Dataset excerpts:
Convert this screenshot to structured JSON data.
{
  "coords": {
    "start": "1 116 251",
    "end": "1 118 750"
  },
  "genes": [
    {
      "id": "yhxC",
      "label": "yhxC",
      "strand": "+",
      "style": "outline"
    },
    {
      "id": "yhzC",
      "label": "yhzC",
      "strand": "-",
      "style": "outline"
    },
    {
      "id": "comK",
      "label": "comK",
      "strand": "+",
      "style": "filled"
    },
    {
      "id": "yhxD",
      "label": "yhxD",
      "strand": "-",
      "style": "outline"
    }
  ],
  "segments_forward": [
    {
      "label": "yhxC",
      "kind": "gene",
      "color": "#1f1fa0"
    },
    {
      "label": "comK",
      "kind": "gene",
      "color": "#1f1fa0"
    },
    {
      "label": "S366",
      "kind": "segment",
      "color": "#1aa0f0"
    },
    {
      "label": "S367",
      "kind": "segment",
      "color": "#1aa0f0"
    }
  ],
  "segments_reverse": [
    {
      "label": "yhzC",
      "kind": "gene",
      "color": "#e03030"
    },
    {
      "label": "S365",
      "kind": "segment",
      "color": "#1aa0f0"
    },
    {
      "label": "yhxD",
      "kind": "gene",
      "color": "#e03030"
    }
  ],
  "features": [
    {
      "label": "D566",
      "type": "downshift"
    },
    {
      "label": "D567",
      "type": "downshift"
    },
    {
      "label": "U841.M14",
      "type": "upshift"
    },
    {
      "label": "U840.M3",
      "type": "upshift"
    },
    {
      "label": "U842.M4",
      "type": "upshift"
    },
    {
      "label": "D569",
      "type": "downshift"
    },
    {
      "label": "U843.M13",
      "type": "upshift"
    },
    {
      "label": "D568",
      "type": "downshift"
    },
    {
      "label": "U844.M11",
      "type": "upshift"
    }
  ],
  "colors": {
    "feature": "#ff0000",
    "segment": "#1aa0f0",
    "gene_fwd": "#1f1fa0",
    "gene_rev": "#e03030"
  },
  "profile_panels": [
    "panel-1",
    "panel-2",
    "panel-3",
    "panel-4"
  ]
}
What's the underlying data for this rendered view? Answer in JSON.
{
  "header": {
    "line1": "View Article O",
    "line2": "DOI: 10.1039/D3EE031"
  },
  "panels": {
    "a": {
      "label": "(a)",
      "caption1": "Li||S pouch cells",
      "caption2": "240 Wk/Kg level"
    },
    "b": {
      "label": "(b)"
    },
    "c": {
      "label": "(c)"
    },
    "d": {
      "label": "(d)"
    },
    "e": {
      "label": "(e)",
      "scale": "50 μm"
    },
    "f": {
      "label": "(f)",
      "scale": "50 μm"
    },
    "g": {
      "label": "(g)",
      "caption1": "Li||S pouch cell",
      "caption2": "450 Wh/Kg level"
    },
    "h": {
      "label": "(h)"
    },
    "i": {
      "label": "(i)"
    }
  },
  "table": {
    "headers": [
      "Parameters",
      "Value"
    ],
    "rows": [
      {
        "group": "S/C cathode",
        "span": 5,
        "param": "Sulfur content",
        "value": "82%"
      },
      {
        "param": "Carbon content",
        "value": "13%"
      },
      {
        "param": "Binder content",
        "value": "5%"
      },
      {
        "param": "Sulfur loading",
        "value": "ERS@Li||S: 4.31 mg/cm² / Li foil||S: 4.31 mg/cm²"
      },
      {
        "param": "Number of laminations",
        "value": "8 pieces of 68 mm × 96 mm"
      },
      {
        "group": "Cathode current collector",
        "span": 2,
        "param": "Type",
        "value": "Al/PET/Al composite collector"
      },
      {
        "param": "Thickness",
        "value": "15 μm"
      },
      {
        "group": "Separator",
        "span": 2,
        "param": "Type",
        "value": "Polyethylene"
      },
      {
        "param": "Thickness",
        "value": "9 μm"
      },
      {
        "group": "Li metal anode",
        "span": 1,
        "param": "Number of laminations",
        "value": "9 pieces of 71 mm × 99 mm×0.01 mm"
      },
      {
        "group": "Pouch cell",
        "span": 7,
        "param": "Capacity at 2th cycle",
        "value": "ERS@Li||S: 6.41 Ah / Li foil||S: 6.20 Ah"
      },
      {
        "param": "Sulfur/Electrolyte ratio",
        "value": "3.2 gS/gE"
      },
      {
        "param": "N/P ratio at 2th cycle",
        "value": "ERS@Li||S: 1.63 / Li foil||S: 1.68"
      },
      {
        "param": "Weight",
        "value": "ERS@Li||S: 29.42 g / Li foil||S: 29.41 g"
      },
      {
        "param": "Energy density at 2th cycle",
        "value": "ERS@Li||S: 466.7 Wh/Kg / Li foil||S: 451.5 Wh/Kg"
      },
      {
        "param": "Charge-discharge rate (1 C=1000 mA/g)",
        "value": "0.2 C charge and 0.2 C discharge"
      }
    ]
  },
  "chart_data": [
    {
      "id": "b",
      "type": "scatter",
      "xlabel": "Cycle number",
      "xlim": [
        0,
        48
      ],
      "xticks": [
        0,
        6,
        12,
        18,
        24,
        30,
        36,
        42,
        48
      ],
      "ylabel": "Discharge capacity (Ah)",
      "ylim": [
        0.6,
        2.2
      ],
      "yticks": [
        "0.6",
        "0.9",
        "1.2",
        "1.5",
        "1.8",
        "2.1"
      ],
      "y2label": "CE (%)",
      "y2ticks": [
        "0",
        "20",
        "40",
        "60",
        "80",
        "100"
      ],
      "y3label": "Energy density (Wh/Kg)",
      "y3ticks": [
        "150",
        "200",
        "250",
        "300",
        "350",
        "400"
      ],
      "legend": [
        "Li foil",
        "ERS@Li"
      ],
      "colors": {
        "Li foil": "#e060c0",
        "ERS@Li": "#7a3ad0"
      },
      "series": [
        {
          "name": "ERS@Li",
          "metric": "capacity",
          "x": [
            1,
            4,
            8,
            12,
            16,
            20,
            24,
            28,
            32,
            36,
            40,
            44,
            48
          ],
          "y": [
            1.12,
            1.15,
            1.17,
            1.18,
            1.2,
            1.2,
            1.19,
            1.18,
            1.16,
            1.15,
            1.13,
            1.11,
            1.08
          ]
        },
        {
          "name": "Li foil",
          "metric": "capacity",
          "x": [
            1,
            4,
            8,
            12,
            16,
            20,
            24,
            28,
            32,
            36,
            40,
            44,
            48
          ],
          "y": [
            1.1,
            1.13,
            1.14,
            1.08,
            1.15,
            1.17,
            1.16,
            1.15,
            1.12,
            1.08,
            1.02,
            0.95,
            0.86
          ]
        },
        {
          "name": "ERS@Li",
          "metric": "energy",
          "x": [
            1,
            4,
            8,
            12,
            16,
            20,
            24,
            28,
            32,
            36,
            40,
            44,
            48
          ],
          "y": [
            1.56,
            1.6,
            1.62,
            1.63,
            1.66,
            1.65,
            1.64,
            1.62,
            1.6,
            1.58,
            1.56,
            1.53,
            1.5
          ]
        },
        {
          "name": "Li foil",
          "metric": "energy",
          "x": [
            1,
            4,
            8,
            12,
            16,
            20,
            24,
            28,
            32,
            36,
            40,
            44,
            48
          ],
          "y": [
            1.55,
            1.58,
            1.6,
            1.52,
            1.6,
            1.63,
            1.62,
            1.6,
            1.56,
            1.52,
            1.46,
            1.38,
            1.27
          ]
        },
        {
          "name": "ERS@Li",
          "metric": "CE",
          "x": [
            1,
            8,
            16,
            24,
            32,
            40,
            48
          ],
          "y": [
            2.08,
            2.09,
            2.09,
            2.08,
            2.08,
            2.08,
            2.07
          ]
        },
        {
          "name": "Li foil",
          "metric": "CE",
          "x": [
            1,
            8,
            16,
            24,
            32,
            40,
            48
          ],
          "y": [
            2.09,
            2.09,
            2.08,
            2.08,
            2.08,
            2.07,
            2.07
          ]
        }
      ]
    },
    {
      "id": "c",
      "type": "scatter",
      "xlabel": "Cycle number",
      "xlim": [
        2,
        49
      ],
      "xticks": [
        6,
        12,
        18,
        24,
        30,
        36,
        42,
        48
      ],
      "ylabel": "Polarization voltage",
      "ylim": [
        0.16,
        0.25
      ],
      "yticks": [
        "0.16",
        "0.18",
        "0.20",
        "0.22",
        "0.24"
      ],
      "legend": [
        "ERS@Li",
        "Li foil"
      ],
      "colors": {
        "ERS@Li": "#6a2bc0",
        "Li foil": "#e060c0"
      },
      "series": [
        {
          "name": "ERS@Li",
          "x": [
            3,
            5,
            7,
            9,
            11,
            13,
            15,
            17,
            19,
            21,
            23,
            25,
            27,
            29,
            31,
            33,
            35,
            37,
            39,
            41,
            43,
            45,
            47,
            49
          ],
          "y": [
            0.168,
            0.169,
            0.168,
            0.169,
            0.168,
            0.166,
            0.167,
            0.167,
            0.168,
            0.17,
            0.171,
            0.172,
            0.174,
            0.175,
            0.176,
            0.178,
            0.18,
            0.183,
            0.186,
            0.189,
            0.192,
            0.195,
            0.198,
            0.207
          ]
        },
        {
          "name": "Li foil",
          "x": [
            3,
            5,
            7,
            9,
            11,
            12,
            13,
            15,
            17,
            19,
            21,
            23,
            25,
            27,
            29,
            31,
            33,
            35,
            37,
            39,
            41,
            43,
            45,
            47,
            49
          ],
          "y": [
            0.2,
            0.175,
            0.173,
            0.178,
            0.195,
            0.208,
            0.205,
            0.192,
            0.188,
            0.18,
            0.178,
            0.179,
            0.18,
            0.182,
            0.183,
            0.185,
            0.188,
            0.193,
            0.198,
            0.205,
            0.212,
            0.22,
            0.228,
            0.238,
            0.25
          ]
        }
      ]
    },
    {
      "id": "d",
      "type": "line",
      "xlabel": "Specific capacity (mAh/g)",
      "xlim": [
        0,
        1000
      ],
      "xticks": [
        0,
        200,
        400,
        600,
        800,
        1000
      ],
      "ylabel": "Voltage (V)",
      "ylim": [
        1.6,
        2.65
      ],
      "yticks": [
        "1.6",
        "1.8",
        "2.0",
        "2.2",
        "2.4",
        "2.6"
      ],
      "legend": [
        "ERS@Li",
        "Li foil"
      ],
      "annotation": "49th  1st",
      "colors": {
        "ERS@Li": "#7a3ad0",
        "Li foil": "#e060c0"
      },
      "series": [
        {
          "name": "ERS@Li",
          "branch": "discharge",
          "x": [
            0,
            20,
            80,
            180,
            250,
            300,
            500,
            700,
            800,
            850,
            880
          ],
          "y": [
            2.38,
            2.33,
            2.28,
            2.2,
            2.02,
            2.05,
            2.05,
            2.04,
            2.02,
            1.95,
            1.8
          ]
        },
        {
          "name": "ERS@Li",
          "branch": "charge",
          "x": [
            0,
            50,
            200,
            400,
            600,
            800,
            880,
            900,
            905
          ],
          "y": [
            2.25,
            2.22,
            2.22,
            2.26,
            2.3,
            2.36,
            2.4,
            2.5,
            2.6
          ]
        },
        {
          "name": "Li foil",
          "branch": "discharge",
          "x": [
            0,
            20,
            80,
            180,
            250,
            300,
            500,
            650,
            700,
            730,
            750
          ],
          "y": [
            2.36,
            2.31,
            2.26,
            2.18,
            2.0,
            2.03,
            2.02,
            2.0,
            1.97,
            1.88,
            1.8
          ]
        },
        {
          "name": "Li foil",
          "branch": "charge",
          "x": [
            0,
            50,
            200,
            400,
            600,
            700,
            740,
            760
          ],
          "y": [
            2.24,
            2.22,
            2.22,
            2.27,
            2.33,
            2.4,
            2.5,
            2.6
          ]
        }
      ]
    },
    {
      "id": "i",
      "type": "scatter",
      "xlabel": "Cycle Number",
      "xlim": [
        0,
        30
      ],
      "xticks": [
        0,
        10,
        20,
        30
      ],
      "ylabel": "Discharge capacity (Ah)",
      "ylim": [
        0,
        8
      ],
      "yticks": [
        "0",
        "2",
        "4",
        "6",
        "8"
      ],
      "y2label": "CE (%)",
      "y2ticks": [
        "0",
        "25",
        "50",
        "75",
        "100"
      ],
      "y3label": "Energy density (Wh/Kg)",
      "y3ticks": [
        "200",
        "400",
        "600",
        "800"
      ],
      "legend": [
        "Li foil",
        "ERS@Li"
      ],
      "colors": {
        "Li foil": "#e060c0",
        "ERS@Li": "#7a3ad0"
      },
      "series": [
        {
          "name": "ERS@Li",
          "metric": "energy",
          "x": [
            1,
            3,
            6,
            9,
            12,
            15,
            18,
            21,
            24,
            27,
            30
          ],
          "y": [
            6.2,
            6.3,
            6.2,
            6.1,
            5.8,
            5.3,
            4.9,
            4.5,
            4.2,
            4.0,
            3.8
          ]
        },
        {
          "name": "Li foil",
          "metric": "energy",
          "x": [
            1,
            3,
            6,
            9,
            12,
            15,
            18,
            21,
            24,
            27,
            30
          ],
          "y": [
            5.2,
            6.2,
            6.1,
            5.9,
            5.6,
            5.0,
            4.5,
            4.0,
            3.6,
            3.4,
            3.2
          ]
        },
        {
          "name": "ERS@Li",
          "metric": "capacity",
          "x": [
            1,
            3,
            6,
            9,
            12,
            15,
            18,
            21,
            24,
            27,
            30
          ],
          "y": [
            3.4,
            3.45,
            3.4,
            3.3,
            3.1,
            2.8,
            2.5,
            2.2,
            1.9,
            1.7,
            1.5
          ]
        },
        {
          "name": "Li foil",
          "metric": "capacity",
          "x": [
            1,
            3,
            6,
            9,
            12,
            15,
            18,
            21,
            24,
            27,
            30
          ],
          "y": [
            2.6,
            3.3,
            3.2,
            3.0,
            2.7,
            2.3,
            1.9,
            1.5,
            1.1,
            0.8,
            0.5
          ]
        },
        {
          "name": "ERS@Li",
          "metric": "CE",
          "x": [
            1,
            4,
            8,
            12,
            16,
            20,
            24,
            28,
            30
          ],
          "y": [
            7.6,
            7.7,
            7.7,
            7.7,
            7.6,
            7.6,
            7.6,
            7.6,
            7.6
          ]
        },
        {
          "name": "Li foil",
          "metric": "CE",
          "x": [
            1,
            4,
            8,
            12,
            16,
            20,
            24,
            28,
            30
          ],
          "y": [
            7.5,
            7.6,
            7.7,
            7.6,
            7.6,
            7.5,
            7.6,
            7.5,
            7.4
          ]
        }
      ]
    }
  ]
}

ASSIGNED TASK: What lines above mention "pieces"? Copy each one.

ANSWER TO THIS TASK:
        "value": "8 pieces of 68 mm × 96 mm"
        "value": "9 pieces of 71 mm × 99 mm×0.01 mm"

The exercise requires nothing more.